Repeat each line word for word.

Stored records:
===

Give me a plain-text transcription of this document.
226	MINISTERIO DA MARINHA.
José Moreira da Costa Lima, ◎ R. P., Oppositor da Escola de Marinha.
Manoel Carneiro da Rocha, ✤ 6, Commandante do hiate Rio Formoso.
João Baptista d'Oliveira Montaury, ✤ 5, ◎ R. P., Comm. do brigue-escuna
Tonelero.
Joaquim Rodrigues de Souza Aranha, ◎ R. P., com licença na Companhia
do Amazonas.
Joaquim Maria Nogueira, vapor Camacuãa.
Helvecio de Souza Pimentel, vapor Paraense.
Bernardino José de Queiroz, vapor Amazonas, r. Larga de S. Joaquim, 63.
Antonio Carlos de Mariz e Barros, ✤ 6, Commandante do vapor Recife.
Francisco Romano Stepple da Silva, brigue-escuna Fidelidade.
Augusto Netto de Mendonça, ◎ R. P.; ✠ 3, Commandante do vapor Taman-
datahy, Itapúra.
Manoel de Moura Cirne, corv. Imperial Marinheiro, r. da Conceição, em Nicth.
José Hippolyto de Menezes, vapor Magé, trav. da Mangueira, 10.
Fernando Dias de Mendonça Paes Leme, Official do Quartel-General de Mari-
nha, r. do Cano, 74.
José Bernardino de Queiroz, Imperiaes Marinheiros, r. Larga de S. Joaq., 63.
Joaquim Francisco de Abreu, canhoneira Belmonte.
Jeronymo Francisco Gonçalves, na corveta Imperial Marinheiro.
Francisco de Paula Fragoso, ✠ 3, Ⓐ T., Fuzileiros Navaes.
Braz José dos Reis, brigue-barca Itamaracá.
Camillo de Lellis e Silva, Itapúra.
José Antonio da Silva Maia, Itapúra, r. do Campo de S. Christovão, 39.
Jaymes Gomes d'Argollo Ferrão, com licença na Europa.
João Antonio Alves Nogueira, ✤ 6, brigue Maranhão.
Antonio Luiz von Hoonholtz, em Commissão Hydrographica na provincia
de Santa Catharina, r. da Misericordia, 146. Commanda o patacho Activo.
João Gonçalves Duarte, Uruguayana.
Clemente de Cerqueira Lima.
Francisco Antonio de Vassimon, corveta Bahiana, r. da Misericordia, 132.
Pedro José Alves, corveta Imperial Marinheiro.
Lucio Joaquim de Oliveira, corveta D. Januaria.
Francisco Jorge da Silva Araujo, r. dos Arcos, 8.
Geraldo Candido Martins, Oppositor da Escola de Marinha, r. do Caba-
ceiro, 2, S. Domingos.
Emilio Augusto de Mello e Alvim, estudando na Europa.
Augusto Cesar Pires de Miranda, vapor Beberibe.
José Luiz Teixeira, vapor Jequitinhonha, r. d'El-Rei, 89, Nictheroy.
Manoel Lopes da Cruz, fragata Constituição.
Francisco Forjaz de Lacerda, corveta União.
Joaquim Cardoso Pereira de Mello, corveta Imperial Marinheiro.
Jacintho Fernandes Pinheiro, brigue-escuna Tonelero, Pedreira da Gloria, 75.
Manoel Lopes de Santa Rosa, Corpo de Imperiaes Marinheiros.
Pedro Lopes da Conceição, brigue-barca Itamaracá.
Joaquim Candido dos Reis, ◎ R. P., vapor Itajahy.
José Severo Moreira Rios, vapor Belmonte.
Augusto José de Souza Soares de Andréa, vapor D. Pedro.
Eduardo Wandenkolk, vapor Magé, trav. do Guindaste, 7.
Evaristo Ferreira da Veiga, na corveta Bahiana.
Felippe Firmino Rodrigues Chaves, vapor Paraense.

===

- **OUTPUT BELOW**:
Give me a plain-text transcription of this document.
226	MINISTERIO DA MARINHA.
José Moreira da Costa Lima, ◎ R. P., Oppositor da Escola de Marinha.
Manoel Carneiro da Rocha, ✤ 6, Commandante do hiate Rio Formoso.
João Baptista d'Oliveira Montaury, ✤ 5, ◎ R. P., Comm. do brigue-escuna
Tonelero.
Joaquim Rodrigues de Souza Aranha, ◎ R. P., com licença na Companhia
do Amazonas.
Joaquim Maria Nogueira, vapor Camacuãa.
Helvecio de Souza Pimentel, vapor Paraense.
Bernardino José de Queiroz, vapor Amazonas, r. Larga de S. Joaquim, 63.
Antonio Carlos de Mariz e Barros, ✤ 6, Commandante do vapor Recife.
Francisco Romano Stepple da Silva, brigue-escuna Fidelidade.
Augusto Netto de Mendonça, ◎ R. P.; ✠ 3, Commandante do vapor Taman-
datahy, Itapúra.
Manoel de Moura Cirne, corv. Imperial Marinheiro, r. da Conceição, em Nicth.
José Hippolyto de Menezes, vapor Magé, trav. da Mangueira, 10.
Fernando Dias de Mendonça Paes Leme, Official do Quartel-General de Mari-
nha, r. do Cano, 74.
José Bernardino de Queiroz, Imperiaes Marinheiros, r. Larga de S. Joaq., 63.
Joaquim Francisco de Abreu, canhoneira Belmonte.
Jeronymo Francisco Gonçalves, na corveta Imperial Marinheiro.
Francisco de Paula Fragoso, ✠ 3, Ⓐ T., Fuzileiros Navaes.
Braz José dos Reis, brigue-barca Itamaracá.
Camillo de Lellis e Silva, Itapúra.
José Antonio da Silva Maia, Itapúra, r. do Campo de S. Christovão, 39.
Jaymes Gomes d'Argollo Ferrão, com licença na Europa.
João Antonio Alves Nogueira, ✤ 6, brigue Maranhão.
Antonio Luiz von Hoonholtz, em Commissão Hydrographica na provincia
de Santa Catharina, r. da Misericordia, 146. Commanda o patacho Activo.
João Gonçalves Duarte, Uruguayana.
Clemente de Cerqueira Lima.
Francisco Antonio de Vassimon, corveta Bahiana, r. da Misericordia, 132.
Pedro José Alves, corveta Imperial Marinheiro.
Lucio Joaquim de Oliveira, corveta D. Januaria.
Francisco Jorge da Silva Araujo, r. dos Arcos, 8.
Geraldo Candido Martins, Oppositor da Escola de Marinha, r. do Caba-
ceiro, 2, S. Domingos.
Emilio Augusto de Mello e Alvim, estudando na Europa.
Augusto Cesar Pires de Miranda, vapor Beberibe.
José Luiz Teixeira, vapor Jequitinhonha, r. d'El-Rei, 89, Nictheroy.
Manoel Lopes da Cruz, fragata Constituição.
Francisco Forjaz de Lacerda, corveta União.
Joaquim Cardoso Pereira de Mello, corveta Imperial Marinheiro.
Jacintho Fernandes Pinheiro, brigue-escuna Tonelero, Pedreira da Gloria, 75.
Manoel Lopes de Santa Rosa, Corpo de Imperiaes Marinheiros.
Pedro Lopes da Conceição, brigue-barca Itamaracá.
Joaquim Candido dos Reis, ◎ R. P., vapor Itajahy.
José Severo Moreira Rios, vapor Belmonte.
Augusto José de Souza Soares de Andréa, vapor D. Pedro.
Eduardo Wandenkolk, vapor Magé, trav. do Guindaste, 7.
Evaristo Ferreira da Veiga, na corveta Bahiana.
Felippe Firmino Rodrigues Chaves, vapor Paraense.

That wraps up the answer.